### GIVEN INSTRUCTION
Quote each record exactly, please, leaving none out.
-- Start of DATA PROVIDED --
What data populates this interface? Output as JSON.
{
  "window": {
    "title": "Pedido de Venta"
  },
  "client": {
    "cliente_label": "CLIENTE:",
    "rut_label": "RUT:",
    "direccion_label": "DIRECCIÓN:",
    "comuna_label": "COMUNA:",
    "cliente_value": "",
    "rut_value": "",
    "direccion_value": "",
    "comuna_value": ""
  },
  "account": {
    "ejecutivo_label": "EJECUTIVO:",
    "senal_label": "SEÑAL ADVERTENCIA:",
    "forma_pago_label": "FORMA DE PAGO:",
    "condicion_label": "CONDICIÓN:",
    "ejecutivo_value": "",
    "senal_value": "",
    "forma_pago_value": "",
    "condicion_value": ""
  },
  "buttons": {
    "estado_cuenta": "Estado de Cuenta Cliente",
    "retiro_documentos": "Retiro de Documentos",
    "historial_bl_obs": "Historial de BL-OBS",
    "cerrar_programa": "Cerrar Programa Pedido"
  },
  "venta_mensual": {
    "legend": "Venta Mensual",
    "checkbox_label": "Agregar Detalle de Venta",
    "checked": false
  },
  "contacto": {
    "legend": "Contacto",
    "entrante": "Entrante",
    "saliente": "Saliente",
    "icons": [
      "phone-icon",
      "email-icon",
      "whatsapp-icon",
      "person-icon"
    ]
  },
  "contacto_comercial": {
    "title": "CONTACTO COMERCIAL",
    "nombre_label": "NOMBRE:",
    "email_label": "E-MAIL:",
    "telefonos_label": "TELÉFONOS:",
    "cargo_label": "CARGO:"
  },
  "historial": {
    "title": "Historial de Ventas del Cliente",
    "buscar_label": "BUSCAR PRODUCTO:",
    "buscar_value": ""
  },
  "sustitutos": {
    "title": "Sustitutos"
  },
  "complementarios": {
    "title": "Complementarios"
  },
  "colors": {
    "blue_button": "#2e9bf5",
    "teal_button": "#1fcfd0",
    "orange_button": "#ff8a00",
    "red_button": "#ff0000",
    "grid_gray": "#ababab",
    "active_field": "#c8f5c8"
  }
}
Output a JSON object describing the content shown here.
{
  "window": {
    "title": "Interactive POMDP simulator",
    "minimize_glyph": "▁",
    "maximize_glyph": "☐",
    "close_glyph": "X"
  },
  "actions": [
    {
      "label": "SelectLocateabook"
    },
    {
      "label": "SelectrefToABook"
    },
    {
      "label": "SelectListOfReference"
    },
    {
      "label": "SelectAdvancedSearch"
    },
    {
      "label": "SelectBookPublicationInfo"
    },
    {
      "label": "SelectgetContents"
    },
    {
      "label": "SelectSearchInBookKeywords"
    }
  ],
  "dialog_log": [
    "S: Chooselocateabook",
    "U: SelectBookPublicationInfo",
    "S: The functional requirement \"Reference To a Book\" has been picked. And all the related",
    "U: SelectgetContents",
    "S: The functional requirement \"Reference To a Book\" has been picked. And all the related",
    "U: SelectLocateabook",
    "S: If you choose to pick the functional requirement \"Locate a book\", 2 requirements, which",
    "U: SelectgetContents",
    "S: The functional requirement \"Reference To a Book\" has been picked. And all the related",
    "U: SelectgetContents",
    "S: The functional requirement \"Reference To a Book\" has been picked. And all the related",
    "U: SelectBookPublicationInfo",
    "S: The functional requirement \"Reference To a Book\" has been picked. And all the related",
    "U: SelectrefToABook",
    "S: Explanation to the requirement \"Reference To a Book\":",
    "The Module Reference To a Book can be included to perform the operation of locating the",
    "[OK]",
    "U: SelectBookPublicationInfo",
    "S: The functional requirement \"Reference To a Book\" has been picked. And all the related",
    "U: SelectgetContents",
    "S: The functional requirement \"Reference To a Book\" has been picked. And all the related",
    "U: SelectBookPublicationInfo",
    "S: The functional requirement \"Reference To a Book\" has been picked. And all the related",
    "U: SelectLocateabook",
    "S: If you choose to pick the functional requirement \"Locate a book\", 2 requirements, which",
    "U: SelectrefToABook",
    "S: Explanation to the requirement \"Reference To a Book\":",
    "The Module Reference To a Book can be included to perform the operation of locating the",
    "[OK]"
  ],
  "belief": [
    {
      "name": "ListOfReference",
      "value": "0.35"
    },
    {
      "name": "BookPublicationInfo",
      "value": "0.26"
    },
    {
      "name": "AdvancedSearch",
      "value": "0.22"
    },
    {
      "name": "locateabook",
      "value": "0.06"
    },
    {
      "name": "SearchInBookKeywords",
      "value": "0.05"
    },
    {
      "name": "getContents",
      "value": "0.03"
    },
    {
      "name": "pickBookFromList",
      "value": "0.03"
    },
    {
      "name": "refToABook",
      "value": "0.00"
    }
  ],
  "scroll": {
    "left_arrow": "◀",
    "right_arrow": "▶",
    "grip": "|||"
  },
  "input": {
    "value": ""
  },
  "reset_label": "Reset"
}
-- End of DATA PROVIDED --
### SOLUTION
What data populates this interface? Output as JSON.
{
  "window": {
    "title": "Pedido de Venta"
  },
  "client": {
    "cliente_label": "CLIENTE:",
    "rut_label": "RUT:",
    "direccion_label": "DIRECCIÓN:",
    "comuna_label": "COMUNA:",
    "cliente_value": "",
    "rut_value": "",
    "direccion_value": "",
    "comuna_value": ""
  },
  "account": {
    "ejecutivo_label": "EJECUTIVO:",
    "senal_label": "SEÑAL ADVERTENCIA:",
    "forma_pago_label": "FORMA DE PAGO:",
    "condicion_label": "CONDICIÓN:",
    "ejecutivo_value": "",
    "senal_value": "",
    "forma_pago_value": "",
    "condicion_value": ""
  },
  "buttons": {
    "estado_cuenta": "Estado de Cuenta Cliente",
    "retiro_documentos": "Retiro de Documentos",
    "historial_bl_obs": "Historial de BL-OBS",
    "cerrar_programa": "Cerrar Programa Pedido"
  },
  "venta_mensual": {
    "legend": "Venta Mensual",
    "checkbox_label": "Agregar Detalle de Venta",
    "checked": false
  },
  "contacto": {
    "legend": "Contacto",
    "entrante": "Entrante",
    "saliente": "Saliente",
    "icons": [
      "phone-icon",
      "email-icon",
      "whatsapp-icon",
      "person-icon"
    ]
  },
  "contacto_comercial": {
    "title": "CONTACTO COMERCIAL",
    "nombre_label": "NOMBRE:",
    "email_label": "E-MAIL:",
    "telefonos_label": "TELÉFONOS:",
    "cargo_label": "CARGO:"
  },
  "historial": {
    "title": "Historial de Ventas del Cliente",
    "buscar_label": "BUSCAR PRODUCTO:",
    "buscar_value": ""
  },
  "sustitutos": {
    "title": "Sustitutos"
  },
  "complementarios": {
    "title": "Complementarios"
  },
  "colors": {
    "blue_button": "#2e9bf5",
    "teal_button": "#1fcfd0",
    "orange_button": "#ff8a00",
    "red_button": "#ff0000",
    "grid_gray": "#ababab",
    "active_field": "#c8f5c8"
  }
}
Output a JSON object describing the content shown here.
{
  "window": {
    "title": "Interactive POMDP simulator",
    "minimize_glyph": "▁",
    "maximize_glyph": "☐",
    "close_glyph": "X"
  },
  "actions": [
    {
      "label": "SelectLocateabook"
    },
    {
      "label": "SelectrefToABook"
    },
    {
      "label": "SelectListOfReference"
    },
    {
      "label": "SelectAdvancedSearch"
    },
    {
      "label": "SelectBookPublicationInfo"
    },
    {
      "label": "SelectgetContents"
    },
    {
      "label": "SelectSearchInBookKeywords"
    }
  ],
  "dialog_log": [
    "S: Chooselocateabook",
    "U: SelectBookPublicationInfo",
    "S: The functional requirement \"Reference To a Book\" has been picked. And all the related",
    "U: SelectgetContents",
    "S: The functional requirement \"Reference To a Book\" has been picked. And all the related",
    "U: SelectLocateabook",
    "S: If you choose to pick the functional requirement \"Locate a book\", 2 requirements, which",
    "U: SelectgetContents",
    "S: The functional requirement \"Reference To a Book\" has been picked. And all the related",
    "U: SelectgetContents",
    "S: The functional requirement \"Reference To a Book\" has been picked. And all the related",
    "U: SelectBookPublicationInfo",
    "S: The functional requirement \"Reference To a Book\" has been picked. And all the related",
    "U: SelectrefToABook",
    "S: Explanation to the requirement \"Reference To a Book\":",
    "The Module Reference To a Book can be included to perform the operation of locating the",
    "[OK]",
    "U: SelectBookPublicationInfo",
    "S: The functional requirement \"Reference To a Book\" has been picked. And all the related",
    "U: SelectgetContents",
    "S: The functional requirement \"Reference To a Book\" has been picked. And all the related",
    "U: SelectBookPublicationInfo",
    "S: The functional requirement \"Reference To a Book\" has been picked. And all the related",
    "U: SelectLocateabook",
    "S: If you choose to pick the functional requirement \"Locate a book\", 2 requirements, which",
    "U: SelectrefToABook",
    "S: Explanation to the requirement \"Reference To a Book\":",
    "The Module Reference To a Book can be included to perform the operation of locating the",
    "[OK]"
  ],
  "belief": [
    {
      "name": "ListOfReference",
      "value": "0.35"
    },
    {
      "name": "BookPublicationInfo",
      "value": "0.26"
    },
    {
      "name": "AdvancedSearch",
      "value": "0.22"
    },
    {
      "name": "locateabook",
      "value": "0.06"
    },
    {
      "name": "SearchInBookKeywords",
      "value": "0.05"
    },
    {
      "name": "getContents",
      "value": "0.03"
    },
    {
      "name": "pickBookFromList",
      "value": "0.03"
    },
    {
      "name": "refToABook",
      "value": "0.00"
    }
  ],
  "scroll": {
    "left_arrow": "◀",
    "right_arrow": "▶",
    "grip": "|||"
  },
  "input": {
    "value": ""
  },
  "reset_label": "Reset"
}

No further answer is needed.